What to work on: Isolate every line in the records below with "大连职业技术学院" in it.

* Start Material for the task *

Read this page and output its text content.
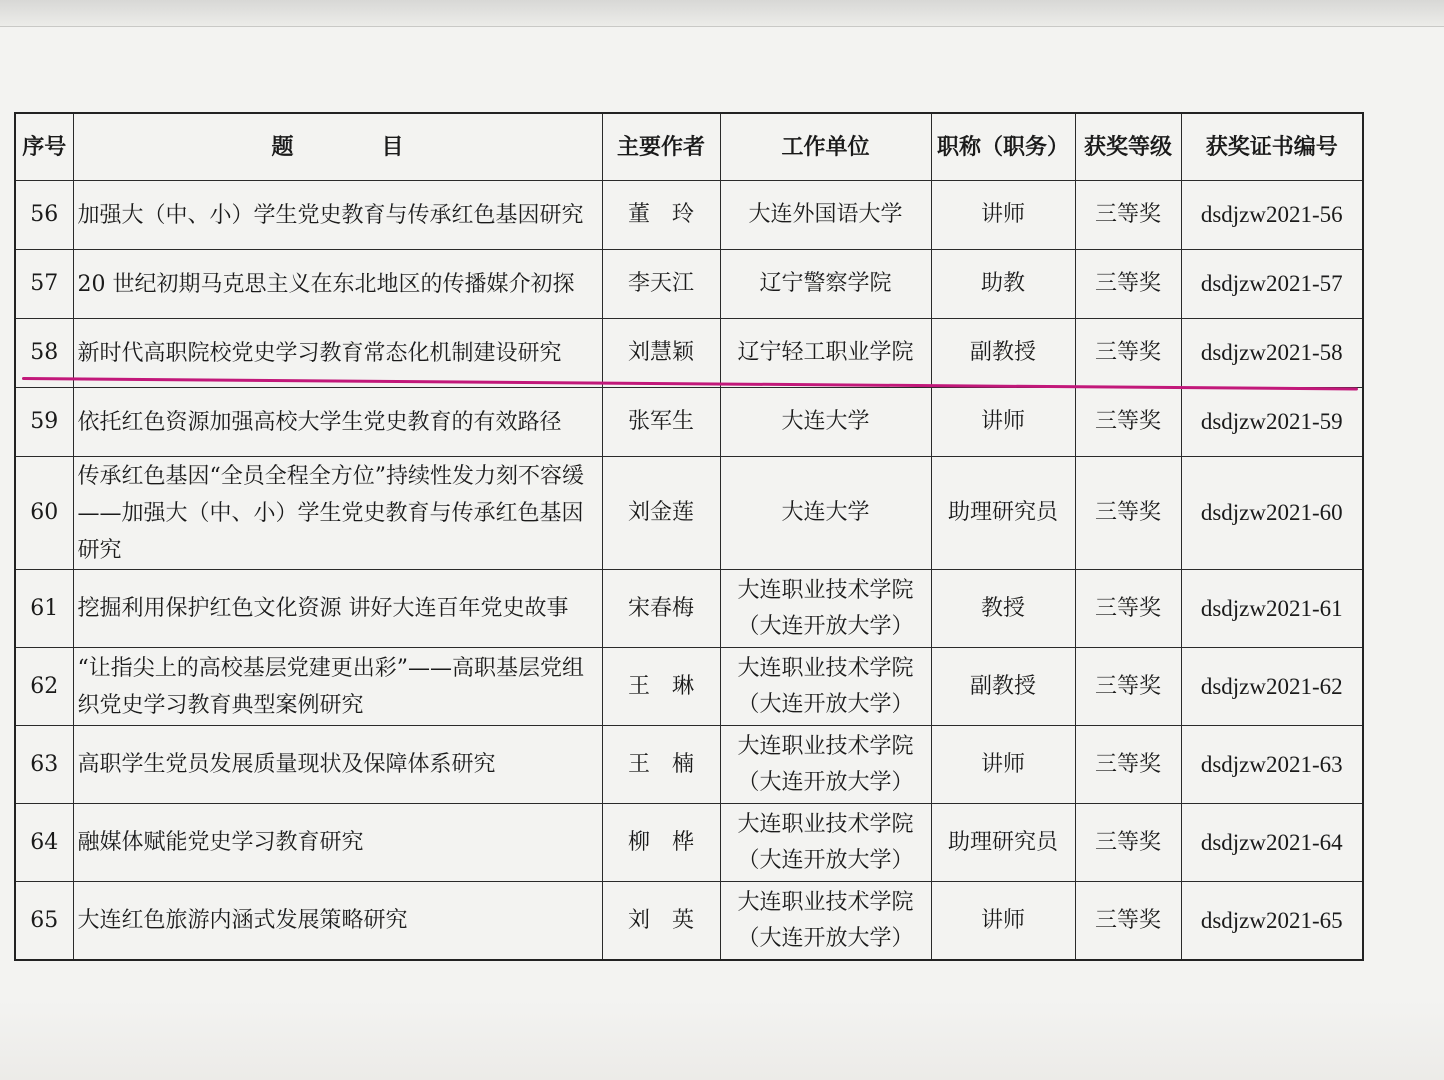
序号	题　　　　目	主要作者	工作单位	职称（职务）	获奖等级	获奖证书编号
56	加强大（中、小）学生党史教育与传承红色基因研究	董　玲	大连外国语大学	讲师	三等奖	dsdjzw2021-56
57	20 世纪初期马克思主义在东北地区的传播媒介初探	李天江	辽宁警察学院	助教	三等奖	dsdjzw2021-57
58	新时代高职院校党史学习教育常态化机制建设研究	刘慧颖	辽宁轻工职业学院	副教授	三等奖	dsdjzw2021-58
59	依托红色资源加强高校大学生党史教育的有效路径	张军生	大连大学	讲师	三等奖	dsdjzw2021-59
60	传承红色基因“全员全程全方位”持续性发力刻不容缓——加强大（中、小）学生党史教育与传承红色基因研究	刘金莲	大连大学	助理研究员	三等奖	dsdjzw2021-60
61	挖掘利用保护红色文化资源 讲好大连百年党史故事	宋春梅	大连职业技术学院（大连开放大学）	教授	三等奖	dsdjzw2021-61
62	“让指尖上的高校基层党建更出彩”——高职基层党组织党史学习教育典型案例研究	王　琳	大连职业技术学院（大连开放大学）	副教授	三等奖	dsdjzw2021-62
63	高职学生党员发展质量现状及保障体系研究	王　楠	大连职业技术学院（大连开放大学）	讲师	三等奖	dsdjzw2021-63
64	融媒体赋能党史学习教育研究	柳　桦	大连职业技术学院（大连开放大学）	助理研究员	三等奖	dsdjzw2021-64
65	大连红色旅游内涵式发展策略研究	刘　英	大连职业技术学院（大连开放大学）	讲师	三等奖	dsdjzw2021-65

* End Material for the task *

Right answer:
61	挖掘利用保护红色文化资源 讲好大连百年党史故事	宋春梅	大连职业技术学院（大连开放大学）	教授	三等奖	dsdjzw2021-61
62	“让指尖上的高校基层党建更出彩”——高职基层党组织党史学习教育典型案例研究	王　琳	大连职业技术学院（大连开放大学）	副教授	三等奖	dsdjzw2021-62
63	高职学生党员发展质量现状及保障体系研究	王　楠	大连职业技术学院（大连开放大学）	讲师	三等奖	dsdjzw2021-63
64	融媒体赋能党史学习教育研究	柳　桦	大连职业技术学院（大连开放大学）	助理研究员	三等奖	dsdjzw2021-64
65	大连红色旅游内涵式发展策略研究	刘　英	大连职业技术学院（大连开放大学）	讲师	三等奖	dsdjzw2021-65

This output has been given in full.